■ What the task requires ■
Where a line of the material contains the string "name", copy that line.

• • • •

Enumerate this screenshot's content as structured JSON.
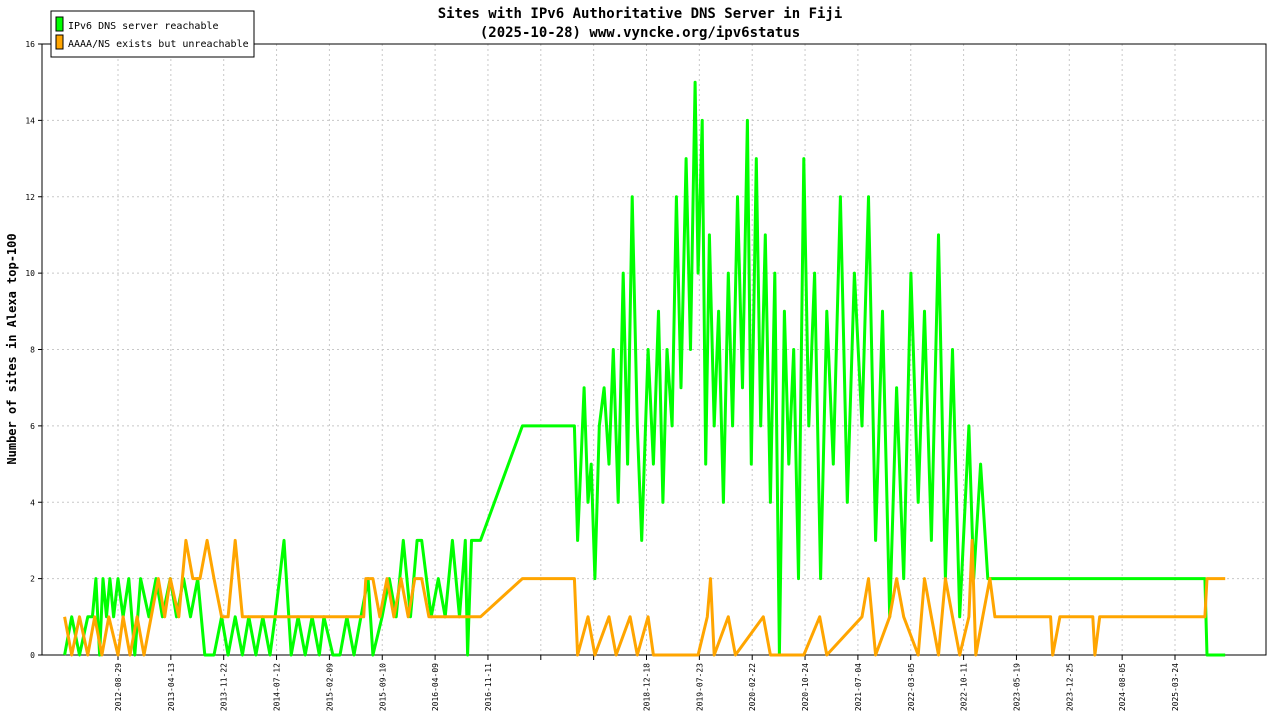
{
  "chart_data": {
    "type": "line",
    "title_line1": "Sites with IPv6 Authoritative DNS Server in Fiji",
    "title_line2": "(2025-10-28) www.vyncke.org/ipv6status",
    "xlabel": "",
    "ylabel": "Number of sites in Alexa top-100",
    "ylim": [
      0,
      16
    ],
    "yticks": [
      "0",
      "2",
      "4",
      "6",
      "8",
      "10",
      "12",
      "14",
      "16"
    ],
    "grid": true,
    "legend_position": "top-left",
    "x_ticks": [
      "2012-08-29",
      "2013-04-13",
      "2013-11-22",
      "2014-07-12",
      "2015-02-09",
      "2015-09-10",
      "2016-04-09",
      "2016-11-11",
      "",
      "",
      "2018-12-18",
      "2019-07-23",
      "2020-02-22",
      "2020-10-24",
      "2021-07-04",
      "2022-03-05",
      "2022-10-11",
      "2023-05-19",
      "2023-12-25",
      "2024-08-05",
      "2025-03-24"
    ],
    "series": [
      {
        "name": "IPv6 DNS server reachable",
        "color": "#00ff00",
        "points": [
          [
            "2012-01-10",
            0
          ],
          [
            "2012-02-10",
            1
          ],
          [
            "2012-03-15",
            0
          ],
          [
            "2012-04-20",
            1
          ],
          [
            "2012-05-10",
            1
          ],
          [
            "2012-05-25",
            2
          ],
          [
            "2012-06-10",
            0
          ],
          [
            "2012-06-25",
            2
          ],
          [
            "2012-07-10",
            1
          ],
          [
            "2012-07-25",
            2
          ],
          [
            "2012-08-10",
            1
          ],
          [
            "2012-08-29",
            2
          ],
          [
            "2012-09-20",
            1
          ],
          [
            "2012-10-15",
            2
          ],
          [
            "2012-11-10",
            0
          ],
          [
            "2012-12-05",
            2
          ],
          [
            "2013-01-10",
            1
          ],
          [
            "2013-02-10",
            2
          ],
          [
            "2013-03-10",
            1
          ],
          [
            "2013-04-13",
            2
          ],
          [
            "2013-05-10",
            1
          ],
          [
            "2013-06-10",
            2
          ],
          [
            "2013-07-10",
            1
          ],
          [
            "2013-08-10",
            2
          ],
          [
            "2013-09-10",
            0
          ],
          [
            "2013-10-20",
            0
          ],
          [
            "2013-11-22",
            1
          ],
          [
            "2013-12-20",
            0
          ],
          [
            "2014-01-20",
            1
          ],
          [
            "2014-02-20",
            0
          ],
          [
            "2014-03-20",
            1
          ],
          [
            "2014-04-20",
            0
          ],
          [
            "2014-05-20",
            1
          ],
          [
            "2014-06-20",
            0
          ],
          [
            "2014-07-12",
            1
          ],
          [
            "2014-08-20",
            3
          ],
          [
            "2014-09-20",
            0
          ],
          [
            "2014-10-20",
            1
          ],
          [
            "2014-11-20",
            0
          ],
          [
            "2014-12-20",
            1
          ],
          [
            "2015-01-20",
            0
          ],
          [
            "2015-02-09",
            1
          ],
          [
            "2015-03-20",
            0
          ],
          [
            "2015-04-20",
            0
          ],
          [
            "2015-05-20",
            1
          ],
          [
            "2015-06-20",
            0
          ],
          [
            "2015-07-20",
            1
          ],
          [
            "2015-08-20",
            2
          ],
          [
            "2015-09-10",
            0
          ],
          [
            "2015-10-20",
            1
          ],
          [
            "2015-11-20",
            2
          ],
          [
            "2015-12-20",
            1
          ],
          [
            "2016-01-20",
            3
          ],
          [
            "2016-02-20",
            1
          ],
          [
            "2016-03-20",
            3
          ],
          [
            "2016-04-09",
            3
          ],
          [
            "2016-05-20",
            1
          ],
          [
            "2016-06-20",
            2
          ],
          [
            "2016-07-20",
            1
          ],
          [
            "2016-08-20",
            3
          ],
          [
            "2016-09-20",
            1
          ],
          [
            "2016-10-15",
            3
          ],
          [
            "2016-10-25",
            0
          ],
          [
            "2016-11-11",
            3
          ],
          [
            "2016-12-20",
            3
          ],
          [
            "2017-06-20",
            6
          ],
          [
            "2018-02-01",
            6
          ],
          [
            "2018-02-15",
            3
          ],
          [
            "2018-03-01",
            5
          ],
          [
            "2018-03-15",
            7
          ],
          [
            "2018-04-01",
            4
          ],
          [
            "2018-04-15",
            5
          ],
          [
            "2018-05-01",
            2
          ],
          [
            "2018-05-20",
            6
          ],
          [
            "2018-06-10",
            7
          ],
          [
            "2018-07-01",
            5
          ],
          [
            "2018-07-20",
            8
          ],
          [
            "2018-08-10",
            4
          ],
          [
            "2018-09-01",
            10
          ],
          [
            "2018-09-20",
            5
          ],
          [
            "2018-10-10",
            12
          ],
          [
            "2018-11-01",
            6
          ],
          [
            "2018-11-20",
            3
          ],
          [
            "2018-12-18",
            8
          ],
          [
            "2019-01-10",
            5
          ],
          [
            "2019-02-01",
            9
          ],
          [
            "2019-02-20",
            4
          ],
          [
            "2019-03-10",
            8
          ],
          [
            "2019-04-01",
            6
          ],
          [
            "2019-04-20",
            12
          ],
          [
            "2019-05-10",
            7
          ],
          [
            "2019-06-01",
            13
          ],
          [
            "2019-06-20",
            8
          ],
          [
            "2019-07-10",
            15
          ],
          [
            "2019-07-23",
            10
          ],
          [
            "2019-08-10",
            14
          ],
          [
            "2019-08-25",
            5
          ],
          [
            "2019-09-10",
            11
          ],
          [
            "2019-10-01",
            6
          ],
          [
            "2019-10-20",
            9
          ],
          [
            "2019-11-10",
            4
          ],
          [
            "2019-12-01",
            10
          ],
          [
            "2019-12-20",
            6
          ],
          [
            "2020-01-10",
            12
          ],
          [
            "2020-02-01",
            7
          ],
          [
            "2020-02-22",
            14
          ],
          [
            "2020-03-10",
            5
          ],
          [
            "2020-04-01",
            13
          ],
          [
            "2020-04-20",
            6
          ],
          [
            "2020-05-10",
            11
          ],
          [
            "2020-06-01",
            4
          ],
          [
            "2020-06-20",
            10
          ],
          [
            "2020-07-10",
            0
          ],
          [
            "2020-08-01",
            9
          ],
          [
            "2020-08-20",
            5
          ],
          [
            "2020-09-10",
            8
          ],
          [
            "2020-10-01",
            2
          ],
          [
            "2020-10-24",
            13
          ],
          [
            "2020-11-15",
            6
          ],
          [
            "2020-12-10",
            10
          ],
          [
            "2021-01-05",
            2
          ],
          [
            "2021-02-01",
            9
          ],
          [
            "2021-03-01",
            5
          ],
          [
            "2021-04-01",
            12
          ],
          [
            "2021-05-01",
            4
          ],
          [
            "2021-06-01",
            10
          ],
          [
            "2021-07-04",
            6
          ],
          [
            "2021-08-01",
            12
          ],
          [
            "2021-09-01",
            3
          ],
          [
            "2021-10-01",
            9
          ],
          [
            "2021-11-01",
            1
          ],
          [
            "2021-12-01",
            7
          ],
          [
            "2022-01-01",
            2
          ],
          [
            "2022-02-01",
            10
          ],
          [
            "2022-03-05",
            4
          ],
          [
            "2022-04-01",
            9
          ],
          [
            "2022-05-01",
            3
          ],
          [
            "2022-06-01",
            11
          ],
          [
            "2022-07-01",
            2
          ],
          [
            "2022-08-01",
            8
          ],
          [
            "2022-09-01",
            1
          ],
          [
            "2022-10-11",
            6
          ],
          [
            "2022-11-01",
            2
          ],
          [
            "2022-12-01",
            5
          ],
          [
            "2023-01-01",
            2
          ],
          [
            "2025-01-01",
            2
          ],
          [
            "2025-08-01",
            2
          ],
          [
            "2025-08-10",
            0
          ],
          [
            "2025-10-28",
            0
          ]
        ]
      },
      {
        "name": "AAAA/NS exists but unreachable",
        "color": "#ffa500",
        "points": [
          [
            "2012-01-10",
            1
          ],
          [
            "2012-02-10",
            0
          ],
          [
            "2012-03-15",
            1
          ],
          [
            "2012-04-20",
            0
          ],
          [
            "2012-05-20",
            1
          ],
          [
            "2012-06-20",
            0
          ],
          [
            "2012-07-20",
            1
          ],
          [
            "2012-08-29",
            0
          ],
          [
            "2012-09-20",
            1
          ],
          [
            "2012-10-20",
            0
          ],
          [
            "2012-11-20",
            1
          ],
          [
            "2012-12-20",
            0
          ],
          [
            "2013-01-20",
            1
          ],
          [
            "2013-02-20",
            2
          ],
          [
            "2013-03-20",
            1
          ],
          [
            "2013-04-13",
            2
          ],
          [
            "2013-05-20",
            1
          ],
          [
            "2013-06-20",
            3
          ],
          [
            "2013-07-20",
            2
          ],
          [
            "2013-08-20",
            2
          ],
          [
            "2013-09-20",
            3
          ],
          [
            "2013-10-20",
            2
          ],
          [
            "2013-11-22",
            1
          ],
          [
            "2013-12-20",
            1
          ],
          [
            "2014-01-20",
            3
          ],
          [
            "2014-02-20",
            1
          ],
          [
            "2014-07-12",
            1
          ],
          [
            "2014-08-20",
            1
          ],
          [
            "2015-02-09",
            1
          ],
          [
            "2015-08-01",
            1
          ],
          [
            "2015-08-10",
            2
          ],
          [
            "2015-09-10",
            2
          ],
          [
            "2015-10-10",
            1
          ],
          [
            "2015-11-10",
            2
          ],
          [
            "2015-12-10",
            1
          ],
          [
            "2016-01-10",
            2
          ],
          [
            "2016-02-10",
            1
          ],
          [
            "2016-03-10",
            2
          ],
          [
            "2016-04-09",
            2
          ],
          [
            "2016-05-10",
            1
          ],
          [
            "2016-11-11",
            1
          ],
          [
            "2016-12-20",
            1
          ],
          [
            "2017-06-20",
            2
          ],
          [
            "2018-02-01",
            2
          ],
          [
            "2018-02-15",
            0
          ],
          [
            "2018-04-01",
            1
          ],
          [
            "2018-05-01",
            0
          ],
          [
            "2018-07-01",
            1
          ],
          [
            "2018-08-01",
            0
          ],
          [
            "2018-10-01",
            1
          ],
          [
            "2018-11-01",
            0
          ],
          [
            "2018-12-18",
            1
          ],
          [
            "2019-01-10",
            0
          ],
          [
            "2019-07-23",
            0
          ],
          [
            "2019-09-01",
            1
          ],
          [
            "2019-09-15",
            2
          ],
          [
            "2019-10-01",
            0
          ],
          [
            "2019-12-01",
            1
          ],
          [
            "2020-01-01",
            0
          ],
          [
            "2020-05-01",
            1
          ],
          [
            "2020-06-01",
            0
          ],
          [
            "2020-10-24",
            0
          ],
          [
            "2021-01-01",
            1
          ],
          [
            "2021-02-01",
            0
          ],
          [
            "2021-07-04",
            1
          ],
          [
            "2021-08-01",
            2
          ],
          [
            "2021-09-01",
            0
          ],
          [
            "2021-11-01",
            1
          ],
          [
            "2021-12-01",
            2
          ],
          [
            "2022-01-01",
            1
          ],
          [
            "2022-03-05",
            0
          ],
          [
            "2022-04-01",
            2
          ],
          [
            "2022-05-01",
            1
          ],
          [
            "2022-06-01",
            0
          ],
          [
            "2022-07-01",
            2
          ],
          [
            "2022-08-01",
            1
          ],
          [
            "2022-09-01",
            0
          ],
          [
            "2022-10-11",
            1
          ],
          [
            "2022-10-25",
            3
          ],
          [
            "2022-11-10",
            0
          ],
          [
            "2022-12-10",
            1
          ],
          [
            "2023-01-10",
            2
          ],
          [
            "2023-02-01",
            1
          ],
          [
            "2023-10-01",
            1
          ],
          [
            "2023-10-10",
            0
          ],
          [
            "2023-11-10",
            1
          ],
          [
            "2024-04-01",
            1
          ],
          [
            "2024-04-10",
            0
          ],
          [
            "2024-05-01",
            1
          ],
          [
            "2025-08-01",
            1
          ],
          [
            "2025-08-10",
            2
          ],
          [
            "2025-10-28",
            2
          ]
        ]
      }
    ]
  }
}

• • • •

■ Task response ■
        "name": "IPv6 DNS server reachable",
        "name": "AAAA/NS exists but unreachable",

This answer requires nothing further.